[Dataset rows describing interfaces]

+++++

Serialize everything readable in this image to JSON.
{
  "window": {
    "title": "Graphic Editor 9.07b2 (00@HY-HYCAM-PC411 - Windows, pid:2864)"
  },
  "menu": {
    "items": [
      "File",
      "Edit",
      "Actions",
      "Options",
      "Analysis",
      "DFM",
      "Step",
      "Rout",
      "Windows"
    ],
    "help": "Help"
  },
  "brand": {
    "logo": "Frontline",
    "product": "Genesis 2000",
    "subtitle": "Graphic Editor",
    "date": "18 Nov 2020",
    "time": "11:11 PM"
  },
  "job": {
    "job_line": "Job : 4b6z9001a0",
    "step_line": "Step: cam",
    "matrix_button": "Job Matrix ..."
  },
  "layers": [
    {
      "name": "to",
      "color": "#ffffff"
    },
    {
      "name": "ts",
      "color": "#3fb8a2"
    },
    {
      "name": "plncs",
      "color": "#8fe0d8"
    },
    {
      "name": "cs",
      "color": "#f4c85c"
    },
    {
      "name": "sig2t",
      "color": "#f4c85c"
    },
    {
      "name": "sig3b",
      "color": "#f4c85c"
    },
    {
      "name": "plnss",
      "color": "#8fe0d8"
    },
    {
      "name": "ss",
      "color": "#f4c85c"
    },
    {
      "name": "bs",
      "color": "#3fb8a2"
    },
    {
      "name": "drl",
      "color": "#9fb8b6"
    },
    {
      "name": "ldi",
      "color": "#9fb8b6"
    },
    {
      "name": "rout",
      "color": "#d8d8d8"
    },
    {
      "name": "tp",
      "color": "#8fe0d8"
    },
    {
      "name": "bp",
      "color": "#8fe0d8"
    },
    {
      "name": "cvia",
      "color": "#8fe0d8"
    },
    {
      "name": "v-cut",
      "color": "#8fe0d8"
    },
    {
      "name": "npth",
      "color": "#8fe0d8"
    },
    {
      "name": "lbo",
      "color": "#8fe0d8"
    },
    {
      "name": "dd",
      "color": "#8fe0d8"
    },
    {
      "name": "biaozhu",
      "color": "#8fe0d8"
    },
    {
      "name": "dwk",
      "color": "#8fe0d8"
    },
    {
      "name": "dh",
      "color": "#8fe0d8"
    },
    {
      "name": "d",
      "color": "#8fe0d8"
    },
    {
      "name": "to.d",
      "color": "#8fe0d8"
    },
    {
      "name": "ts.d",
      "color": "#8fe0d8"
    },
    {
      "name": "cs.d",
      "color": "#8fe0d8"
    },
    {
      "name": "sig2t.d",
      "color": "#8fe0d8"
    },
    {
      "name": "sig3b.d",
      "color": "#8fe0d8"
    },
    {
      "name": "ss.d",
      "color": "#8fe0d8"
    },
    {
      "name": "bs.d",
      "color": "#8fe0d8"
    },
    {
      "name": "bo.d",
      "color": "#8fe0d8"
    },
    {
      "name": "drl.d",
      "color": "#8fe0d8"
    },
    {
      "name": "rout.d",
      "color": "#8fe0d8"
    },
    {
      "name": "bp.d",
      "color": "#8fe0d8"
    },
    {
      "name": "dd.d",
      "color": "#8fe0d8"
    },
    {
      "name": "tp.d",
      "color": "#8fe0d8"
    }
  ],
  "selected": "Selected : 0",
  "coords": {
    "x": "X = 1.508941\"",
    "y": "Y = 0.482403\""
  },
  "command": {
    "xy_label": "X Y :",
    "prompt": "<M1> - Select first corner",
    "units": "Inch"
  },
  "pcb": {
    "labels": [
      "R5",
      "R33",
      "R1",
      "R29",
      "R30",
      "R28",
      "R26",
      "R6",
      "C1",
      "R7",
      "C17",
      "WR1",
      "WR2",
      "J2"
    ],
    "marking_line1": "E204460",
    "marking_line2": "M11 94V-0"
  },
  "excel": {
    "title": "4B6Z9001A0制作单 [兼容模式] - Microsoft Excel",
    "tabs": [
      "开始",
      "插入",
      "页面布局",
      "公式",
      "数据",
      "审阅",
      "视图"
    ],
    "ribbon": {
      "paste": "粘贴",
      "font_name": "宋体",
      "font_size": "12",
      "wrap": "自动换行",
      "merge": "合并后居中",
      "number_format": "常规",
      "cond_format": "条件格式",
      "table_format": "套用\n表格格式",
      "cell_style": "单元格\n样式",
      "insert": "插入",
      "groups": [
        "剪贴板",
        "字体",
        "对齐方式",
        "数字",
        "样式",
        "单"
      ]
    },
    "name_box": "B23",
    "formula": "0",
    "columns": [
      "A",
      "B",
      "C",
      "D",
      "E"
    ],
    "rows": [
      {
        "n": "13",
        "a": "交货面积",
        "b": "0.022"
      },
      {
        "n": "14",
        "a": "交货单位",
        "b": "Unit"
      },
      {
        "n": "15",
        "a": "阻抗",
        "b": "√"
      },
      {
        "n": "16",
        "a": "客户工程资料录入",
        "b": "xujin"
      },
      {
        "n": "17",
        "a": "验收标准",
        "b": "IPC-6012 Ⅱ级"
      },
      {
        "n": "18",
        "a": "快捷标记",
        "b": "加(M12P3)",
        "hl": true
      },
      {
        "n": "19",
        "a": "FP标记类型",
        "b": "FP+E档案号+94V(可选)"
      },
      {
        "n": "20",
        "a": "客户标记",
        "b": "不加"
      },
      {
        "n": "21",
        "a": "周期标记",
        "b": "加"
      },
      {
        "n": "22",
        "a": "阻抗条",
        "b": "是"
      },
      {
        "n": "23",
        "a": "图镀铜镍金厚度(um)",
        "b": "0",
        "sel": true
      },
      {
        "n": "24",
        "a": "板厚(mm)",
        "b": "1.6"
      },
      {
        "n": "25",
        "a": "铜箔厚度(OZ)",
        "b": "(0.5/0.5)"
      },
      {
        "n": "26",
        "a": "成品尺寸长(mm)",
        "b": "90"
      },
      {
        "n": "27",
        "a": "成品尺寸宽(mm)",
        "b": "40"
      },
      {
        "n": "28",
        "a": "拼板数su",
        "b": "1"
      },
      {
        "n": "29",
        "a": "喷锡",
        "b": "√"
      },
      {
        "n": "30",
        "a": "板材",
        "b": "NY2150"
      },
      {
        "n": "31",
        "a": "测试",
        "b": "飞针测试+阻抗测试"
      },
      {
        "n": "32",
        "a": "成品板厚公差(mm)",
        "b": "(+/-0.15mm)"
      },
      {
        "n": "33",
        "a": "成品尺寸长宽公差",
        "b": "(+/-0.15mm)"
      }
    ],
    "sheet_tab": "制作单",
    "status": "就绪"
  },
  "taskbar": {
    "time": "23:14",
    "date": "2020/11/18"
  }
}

+++++

▸ Brief: Every entry, from first to last, should be written out exactly.

▸ Answer:
Serialize everything readable in this image to JSON.
{
  "window": {
    "title": "Graphic Editor 9.07b2 (00@HY-HYCAM-PC411 - Windows, pid:2864)"
  },
  "menu": {
    "items": [
      "File",
      "Edit",
      "Actions",
      "Options",
      "Analysis",
      "DFM",
      "Step",
      "Rout",
      "Windows"
    ],
    "help": "Help"
  },
  "brand": {
    "logo": "Frontline",
    "product": "Genesis 2000",
    "subtitle": "Graphic Editor",
    "date": "18 Nov 2020",
    "time": "11:11 PM"
  },
  "job": {
    "job_line": "Job : 4b6z9001a0",
    "step_line": "Step: cam",
    "matrix_button": "Job Matrix ..."
  },
  "layers": [
    {
      "name": "to",
      "color": "#ffffff"
    },
    {
      "name": "ts",
      "color": "#3fb8a2"
    },
    {
      "name": "plncs",
      "color": "#8fe0d8"
    },
    {
      "name": "cs",
      "color": "#f4c85c"
    },
    {
      "name": "sig2t",
      "color": "#f4c85c"
    },
    {
      "name": "sig3b",
      "color": "#f4c85c"
    },
    {
      "name": "plnss",
      "color": "#8fe0d8"
    },
    {
      "name": "ss",
      "color": "#f4c85c"
    },
    {
      "name": "bs",
      "color": "#3fb8a2"
    },
    {
      "name": "drl",
      "color": "#9fb8b6"
    },
    {
      "name": "ldi",
      "color": "#9fb8b6"
    },
    {
      "name": "rout",
      "color": "#d8d8d8"
    },
    {
      "name": "tp",
      "color": "#8fe0d8"
    },
    {
      "name": "bp",
      "color": "#8fe0d8"
    },
    {
      "name": "cvia",
      "color": "#8fe0d8"
    },
    {
      "name": "v-cut",
      "color": "#8fe0d8"
    },
    {
      "name": "npth",
      "color": "#8fe0d8"
    },
    {
      "name": "lbo",
      "color": "#8fe0d8"
    },
    {
      "name": "dd",
      "color": "#8fe0d8"
    },
    {
      "name": "biaozhu",
      "color": "#8fe0d8"
    },
    {
      "name": "dwk",
      "color": "#8fe0d8"
    },
    {
      "name": "dh",
      "color": "#8fe0d8"
    },
    {
      "name": "d",
      "color": "#8fe0d8"
    },
    {
      "name": "to.d",
      "color": "#8fe0d8"
    },
    {
      "name": "ts.d",
      "color": "#8fe0d8"
    },
    {
      "name": "cs.d",
      "color": "#8fe0d8"
    },
    {
      "name": "sig2t.d",
      "color": "#8fe0d8"
    },
    {
      "name": "sig3b.d",
      "color": "#8fe0d8"
    },
    {
      "name": "ss.d",
      "color": "#8fe0d8"
    },
    {
      "name": "bs.d",
      "color": "#8fe0d8"
    },
    {
      "name": "bo.d",
      "color": "#8fe0d8"
    },
    {
      "name": "drl.d",
      "color": "#8fe0d8"
    },
    {
      "name": "rout.d",
      "color": "#8fe0d8"
    },
    {
      "name": "bp.d",
      "color": "#8fe0d8"
    },
    {
      "name": "dd.d",
      "color": "#8fe0d8"
    },
    {
      "name": "tp.d",
      "color": "#8fe0d8"
    }
  ],
  "selected": "Selected : 0",
  "coords": {
    "x": "X = 1.508941\"",
    "y": "Y = 0.482403\""
  },
  "command": {
    "xy_label": "X Y :",
    "prompt": "<M1> - Select first corner",
    "units": "Inch"
  },
  "pcb": {
    "labels": [
      "R5",
      "R33",
      "R1",
      "R29",
      "R30",
      "R28",
      "R26",
      "R6",
      "C1",
      "R7",
      "C17",
      "WR1",
      "WR2",
      "J2"
    ],
    "marking_line1": "E204460",
    "marking_line2": "M11 94V-0"
  },
  "excel": {
    "title": "4B6Z9001A0制作单 [兼容模式] - Microsoft Excel",
    "tabs": [
      "开始",
      "插入",
      "页面布局",
      "公式",
      "数据",
      "审阅",
      "视图"
    ],
    "ribbon": {
      "paste": "粘贴",
      "font_name": "宋体",
      "font_size": "12",
      "wrap": "自动换行",
      "merge": "合并后居中",
      "number_format": "常规",
      "cond_format": "条件格式",
      "table_format": "套用\n表格格式",
      "cell_style": "单元格\n样式",
      "insert": "插入",
      "groups": [
        "剪贴板",
        "字体",
        "对齐方式",
        "数字",
        "样式",
        "单"
      ]
    },
    "name_box": "B23",
    "formula": "0",
    "columns": [
      "A",
      "B",
      "C",
      "D",
      "E"
    ],
    "rows": [
      {
        "n": "13",
        "a": "交货面积",
        "b": "0.022"
      },
      {
        "n": "14",
        "a": "交货单位",
        "b": "Unit"
      },
      {
        "n": "15",
        "a": "阻抗",
        "b": "√"
      },
      {
        "n": "16",
        "a": "客户工程资料录入",
        "b": "xujin"
      },
      {
        "n": "17",
        "a": "验收标准",
        "b": "IPC-6012 Ⅱ级"
      },
      {
        "n": "18",
        "a": "快捷标记",
        "b": "加(M12P3)",
        "hl": true
      },
      {
        "n": "19",
        "a": "FP标记类型",
        "b": "FP+E档案号+94V(可选)"
      },
      {
        "n": "20",
        "a": "客户标记",
        "b": "不加"
      },
      {
        "n": "21",
        "a": "周期标记",
        "b": "加"
      },
      {
        "n": "22",
        "a": "阻抗条",
        "b": "是"
      },
      {
        "n": "23",
        "a": "图镀铜镍金厚度(um)",
        "b": "0",
        "sel": true
      },
      {
        "n": "24",
        "a": "板厚(mm)",
        "b": "1.6"
      },
      {
        "n": "25",
        "a": "铜箔厚度(OZ)",
        "b": "(0.5/0.5)"
      },
      {
        "n": "26",
        "a": "成品尺寸长(mm)",
        "b": "90"
      },
      {
        "n": "27",
        "a": "成品尺寸宽(mm)",
        "b": "40"
      },
      {
        "n": "28",
        "a": "拼板数su",
        "b": "1"
      },
      {
        "n": "29",
        "a": "喷锡",
        "b": "√"
      },
      {
        "n": "30",
        "a": "板材",
        "b": "NY2150"
      },
      {
        "n": "31",
        "a": "测试",
        "b": "飞针测试+阻抗测试"
      },
      {
        "n": "32",
        "a": "成品板厚公差(mm)",
        "b": "(+/-0.15mm)"
      },
      {
        "n": "33",
        "a": "成品尺寸长宽公差",
        "b": "(+/-0.15mm)"
      }
    ],
    "sheet_tab": "制作单",
    "status": "就绪"
  },
  "taskbar": {
    "time": "23:14",
    "date": "2020/11/18"
  }
}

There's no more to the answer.